◆ **Task description**
Transcribe every entry below word for word, but skip the pictures.

Data records
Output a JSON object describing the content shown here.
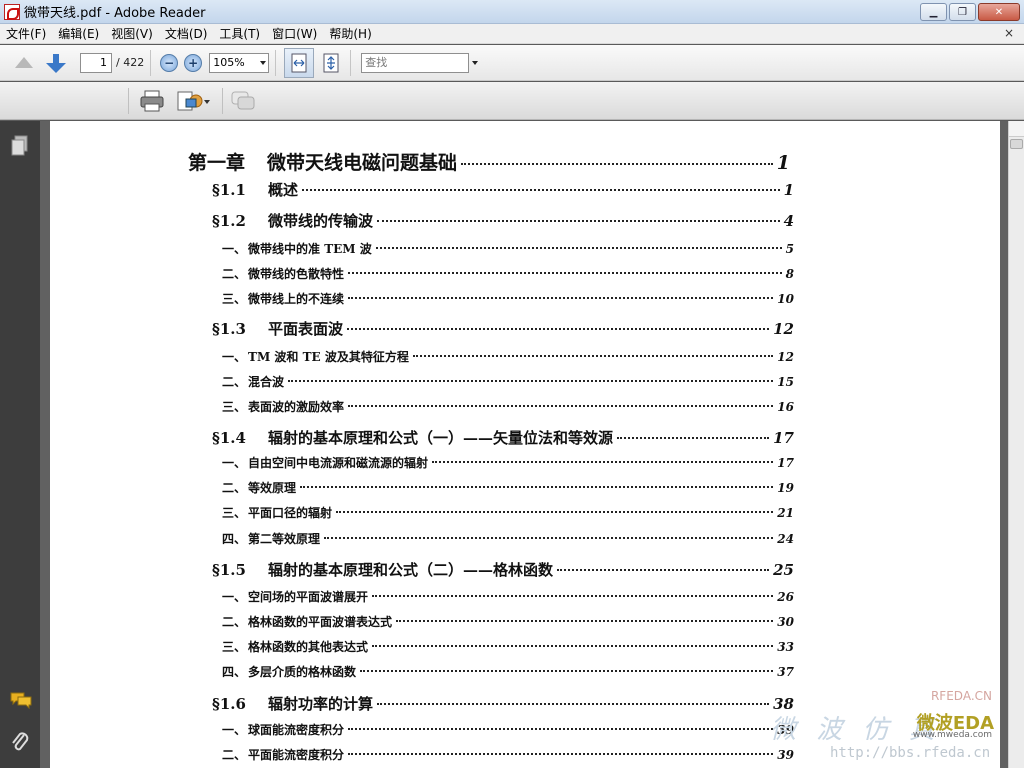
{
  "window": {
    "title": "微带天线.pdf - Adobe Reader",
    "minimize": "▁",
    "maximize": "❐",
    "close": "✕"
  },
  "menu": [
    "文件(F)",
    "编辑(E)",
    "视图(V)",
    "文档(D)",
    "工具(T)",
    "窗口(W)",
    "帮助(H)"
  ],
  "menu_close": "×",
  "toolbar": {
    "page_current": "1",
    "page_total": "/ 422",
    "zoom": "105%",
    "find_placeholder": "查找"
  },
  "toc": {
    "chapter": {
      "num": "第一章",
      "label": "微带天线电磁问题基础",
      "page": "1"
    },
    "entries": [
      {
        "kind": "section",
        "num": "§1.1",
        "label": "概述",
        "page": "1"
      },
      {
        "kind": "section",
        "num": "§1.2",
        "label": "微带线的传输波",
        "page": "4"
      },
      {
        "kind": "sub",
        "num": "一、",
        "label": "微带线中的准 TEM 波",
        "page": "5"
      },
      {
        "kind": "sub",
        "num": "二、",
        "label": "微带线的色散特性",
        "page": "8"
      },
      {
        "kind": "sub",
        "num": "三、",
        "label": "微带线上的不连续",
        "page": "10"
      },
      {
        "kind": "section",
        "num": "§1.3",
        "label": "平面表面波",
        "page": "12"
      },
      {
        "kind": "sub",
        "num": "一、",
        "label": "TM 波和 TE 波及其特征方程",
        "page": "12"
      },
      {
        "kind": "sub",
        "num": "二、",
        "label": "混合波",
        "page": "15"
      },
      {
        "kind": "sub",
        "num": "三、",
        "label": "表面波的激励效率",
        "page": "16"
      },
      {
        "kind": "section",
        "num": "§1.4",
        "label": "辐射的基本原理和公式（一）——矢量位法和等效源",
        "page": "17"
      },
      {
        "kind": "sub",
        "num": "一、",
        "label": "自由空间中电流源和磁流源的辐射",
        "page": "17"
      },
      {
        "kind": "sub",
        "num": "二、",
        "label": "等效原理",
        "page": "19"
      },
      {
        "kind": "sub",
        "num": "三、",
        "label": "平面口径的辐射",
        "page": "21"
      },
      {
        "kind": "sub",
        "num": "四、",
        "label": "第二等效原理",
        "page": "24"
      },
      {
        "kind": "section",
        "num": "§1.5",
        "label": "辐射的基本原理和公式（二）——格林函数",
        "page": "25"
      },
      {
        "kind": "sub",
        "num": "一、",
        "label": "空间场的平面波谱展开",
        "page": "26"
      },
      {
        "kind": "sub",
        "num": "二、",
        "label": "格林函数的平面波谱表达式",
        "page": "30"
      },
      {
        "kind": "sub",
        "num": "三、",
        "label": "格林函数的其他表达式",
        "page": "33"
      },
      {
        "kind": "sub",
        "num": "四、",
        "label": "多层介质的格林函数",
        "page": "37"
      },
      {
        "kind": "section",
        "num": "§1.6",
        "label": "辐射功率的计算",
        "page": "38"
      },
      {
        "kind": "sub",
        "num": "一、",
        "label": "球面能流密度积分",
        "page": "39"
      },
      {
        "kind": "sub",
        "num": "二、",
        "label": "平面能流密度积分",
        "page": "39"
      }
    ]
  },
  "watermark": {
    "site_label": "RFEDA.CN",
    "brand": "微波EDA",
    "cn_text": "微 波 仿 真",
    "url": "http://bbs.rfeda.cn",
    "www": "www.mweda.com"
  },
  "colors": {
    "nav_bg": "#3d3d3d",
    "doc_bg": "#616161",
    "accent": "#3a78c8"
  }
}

◆ **Output**
Output a JSON object describing the content shown here.
{
  "window": {
    "title": "微带天线.pdf - Adobe Reader",
    "minimize": "▁",
    "maximize": "❐",
    "close": "✕"
  },
  "menu": [
    "文件(F)",
    "编辑(E)",
    "视图(V)",
    "文档(D)",
    "工具(T)",
    "窗口(W)",
    "帮助(H)"
  ],
  "menu_close": "×",
  "toolbar": {
    "page_current": "1",
    "page_total": "/ 422",
    "zoom": "105%",
    "find_placeholder": "查找"
  },
  "toc": {
    "chapter": {
      "num": "第一章",
      "label": "微带天线电磁问题基础",
      "page": "1"
    },
    "entries": [
      {
        "kind": "section",
        "num": "§1.1",
        "label": "概述",
        "page": "1"
      },
      {
        "kind": "section",
        "num": "§1.2",
        "label": "微带线的传输波",
        "page": "4"
      },
      {
        "kind": "sub",
        "num": "一、",
        "label": "微带线中的准 TEM 波",
        "page": "5"
      },
      {
        "kind": "sub",
        "num": "二、",
        "label": "微带线的色散特性",
        "page": "8"
      },
      {
        "kind": "sub",
        "num": "三、",
        "label": "微带线上的不连续",
        "page": "10"
      },
      {
        "kind": "section",
        "num": "§1.3",
        "label": "平面表面波",
        "page": "12"
      },
      {
        "kind": "sub",
        "num": "一、",
        "label": "TM 波和 TE 波及其特征方程",
        "page": "12"
      },
      {
        "kind": "sub",
        "num": "二、",
        "label": "混合波",
        "page": "15"
      },
      {
        "kind": "sub",
        "num": "三、",
        "label": "表面波的激励效率",
        "page": "16"
      },
      {
        "kind": "section",
        "num": "§1.4",
        "label": "辐射的基本原理和公式（一）——矢量位法和等效源",
        "page": "17"
      },
      {
        "kind": "sub",
        "num": "一、",
        "label": "自由空间中电流源和磁流源的辐射",
        "page": "17"
      },
      {
        "kind": "sub",
        "num": "二、",
        "label": "等效原理",
        "page": "19"
      },
      {
        "kind": "sub",
        "num": "三、",
        "label": "平面口径的辐射",
        "page": "21"
      },
      {
        "kind": "sub",
        "num": "四、",
        "label": "第二等效原理",
        "page": "24"
      },
      {
        "kind": "section",
        "num": "§1.5",
        "label": "辐射的基本原理和公式（二）——格林函数",
        "page": "25"
      },
      {
        "kind": "sub",
        "num": "一、",
        "label": "空间场的平面波谱展开",
        "page": "26"
      },
      {
        "kind": "sub",
        "num": "二、",
        "label": "格林函数的平面波谱表达式",
        "page": "30"
      },
      {
        "kind": "sub",
        "num": "三、",
        "label": "格林函数的其他表达式",
        "page": "33"
      },
      {
        "kind": "sub",
        "num": "四、",
        "label": "多层介质的格林函数",
        "page": "37"
      },
      {
        "kind": "section",
        "num": "§1.6",
        "label": "辐射功率的计算",
        "page": "38"
      },
      {
        "kind": "sub",
        "num": "一、",
        "label": "球面能流密度积分",
        "page": "39"
      },
      {
        "kind": "sub",
        "num": "二、",
        "label": "平面能流密度积分",
        "page": "39"
      }
    ]
  },
  "watermark": {
    "site_label": "RFEDA.CN",
    "brand": "微波EDA",
    "cn_text": "微 波 仿 真",
    "url": "http://bbs.rfeda.cn",
    "www": "www.mweda.com"
  },
  "colors": {
    "nav_bg": "#3d3d3d",
    "doc_bg": "#616161",
    "accent": "#3a78c8"
  }
}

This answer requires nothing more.